__Goal__:
Copy every line of the records below, keeping each character as it appears.

__Material provided__:
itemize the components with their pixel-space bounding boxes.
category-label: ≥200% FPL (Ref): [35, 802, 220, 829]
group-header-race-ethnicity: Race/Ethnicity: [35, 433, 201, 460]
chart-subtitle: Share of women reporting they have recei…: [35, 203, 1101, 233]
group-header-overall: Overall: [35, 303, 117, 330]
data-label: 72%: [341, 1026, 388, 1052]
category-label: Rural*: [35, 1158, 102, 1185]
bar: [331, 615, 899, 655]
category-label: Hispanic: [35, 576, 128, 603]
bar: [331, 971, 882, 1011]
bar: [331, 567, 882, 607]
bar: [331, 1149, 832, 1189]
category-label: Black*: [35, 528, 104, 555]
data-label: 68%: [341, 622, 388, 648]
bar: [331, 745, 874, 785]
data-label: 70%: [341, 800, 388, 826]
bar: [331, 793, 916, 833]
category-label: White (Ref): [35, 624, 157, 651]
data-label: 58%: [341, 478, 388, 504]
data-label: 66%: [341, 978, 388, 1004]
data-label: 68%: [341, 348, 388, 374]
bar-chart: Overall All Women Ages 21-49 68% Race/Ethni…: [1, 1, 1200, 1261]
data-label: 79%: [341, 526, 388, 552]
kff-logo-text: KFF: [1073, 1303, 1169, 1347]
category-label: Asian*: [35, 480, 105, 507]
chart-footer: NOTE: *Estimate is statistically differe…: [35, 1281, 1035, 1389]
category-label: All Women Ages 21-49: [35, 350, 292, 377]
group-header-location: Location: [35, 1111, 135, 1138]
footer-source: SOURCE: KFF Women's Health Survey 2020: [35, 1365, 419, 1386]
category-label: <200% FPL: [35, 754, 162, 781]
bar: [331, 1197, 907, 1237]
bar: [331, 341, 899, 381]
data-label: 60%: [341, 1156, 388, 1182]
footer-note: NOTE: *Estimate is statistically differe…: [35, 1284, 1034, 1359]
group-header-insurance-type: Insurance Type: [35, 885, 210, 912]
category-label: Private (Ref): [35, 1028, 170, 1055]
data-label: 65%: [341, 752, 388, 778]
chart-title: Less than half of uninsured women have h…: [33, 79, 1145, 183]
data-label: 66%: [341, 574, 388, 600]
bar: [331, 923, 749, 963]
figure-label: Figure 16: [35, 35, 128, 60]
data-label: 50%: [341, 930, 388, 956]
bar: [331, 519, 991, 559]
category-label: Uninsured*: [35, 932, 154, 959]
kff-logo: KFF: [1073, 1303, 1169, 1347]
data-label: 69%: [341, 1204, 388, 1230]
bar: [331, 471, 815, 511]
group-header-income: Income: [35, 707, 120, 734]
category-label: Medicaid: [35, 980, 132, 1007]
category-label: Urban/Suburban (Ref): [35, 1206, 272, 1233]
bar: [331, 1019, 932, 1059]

__Correct response__:
itemize the components with their pixel-space bounding boxes.
category-label: ≥200% FPL (Ref): [35, 802, 220, 829]
group-header-race-ethnicity: Race/Ethnicity: [35, 433, 201, 460]
chart-subtitle: Share of women reporting they have recei…: [35, 203, 1101, 233]
group-header-overall: Overall: [35, 303, 117, 330]
data-label: 72%: [341, 1026, 388, 1052]
category-label: Rural*: [35, 1158, 102, 1185]
bar: [331, 615, 899, 655]
category-label: Hispanic: [35, 576, 128, 603]
bar: [331, 971, 882, 1011]
bar: [331, 567, 882, 607]
bar: [331, 1149, 832, 1189]
category-label: Black*: [35, 528, 104, 555]
data-label: 68%: [341, 622, 388, 648]
bar: [331, 745, 874, 785]
data-label: 70%: [341, 800, 388, 826]
bar: [331, 793, 916, 833]
category-label: White (Ref): [35, 624, 157, 651]
data-label: 58%: [341, 478, 388, 504]
data-label: 66%: [341, 978, 388, 1004]
data-label: 68%: [341, 348, 388, 374]
bar-chart: Overall All Women Ages 21-49 68% Race/Ethni…: [1, 1, 1200, 1261]
data-label: 79%: [341, 526, 388, 552]
kff-logo-text: KFF: [1073, 1303, 1169, 1347]
category-label: Asian*: [35, 480, 105, 507]
chart-footer: NOTE: *Estimate is statistically differe…: [35, 1281, 1035, 1389]
category-label: All Women Ages 21-49: [35, 350, 292, 377]
group-header-location: Location: [35, 1111, 135, 1138]
footer-source: SOURCE: KFF Women's Health Survey 2020: [35, 1365, 419, 1386]
category-label: <200% FPL: [35, 754, 162, 781]
bar: [331, 1197, 907, 1237]
bar: [331, 341, 899, 381]
data-label: 60%: [341, 1156, 388, 1182]
footer-note: NOTE: *Estimate is statistically differe…: [35, 1284, 1034, 1359]
group-header-insurance-type: Insurance Type: [35, 885, 210, 912]
category-label: Private (Ref): [35, 1028, 170, 1055]
data-label: 65%: [341, 752, 388, 778]
chart-title: Less than half of uninsured women have h…: [33, 79, 1145, 183]
data-label: 66%: [341, 574, 388, 600]
bar: [331, 923, 749, 963]
figure-label: Figure 16: [35, 35, 128, 60]
data-label: 50%: [341, 930, 388, 956]
bar: [331, 519, 991, 559]
category-label: Uninsured*: [35, 932, 154, 959]
kff-logo: KFF: [1073, 1303, 1169, 1347]
data-label: 69%: [341, 1204, 388, 1230]
bar: [331, 471, 815, 511]
group-header-income: Income: [35, 707, 120, 734]
category-label: Medicaid: [35, 980, 132, 1007]
category-label: Urban/Suburban (Ref): [35, 1206, 272, 1233]
bar: [331, 1019, 932, 1059]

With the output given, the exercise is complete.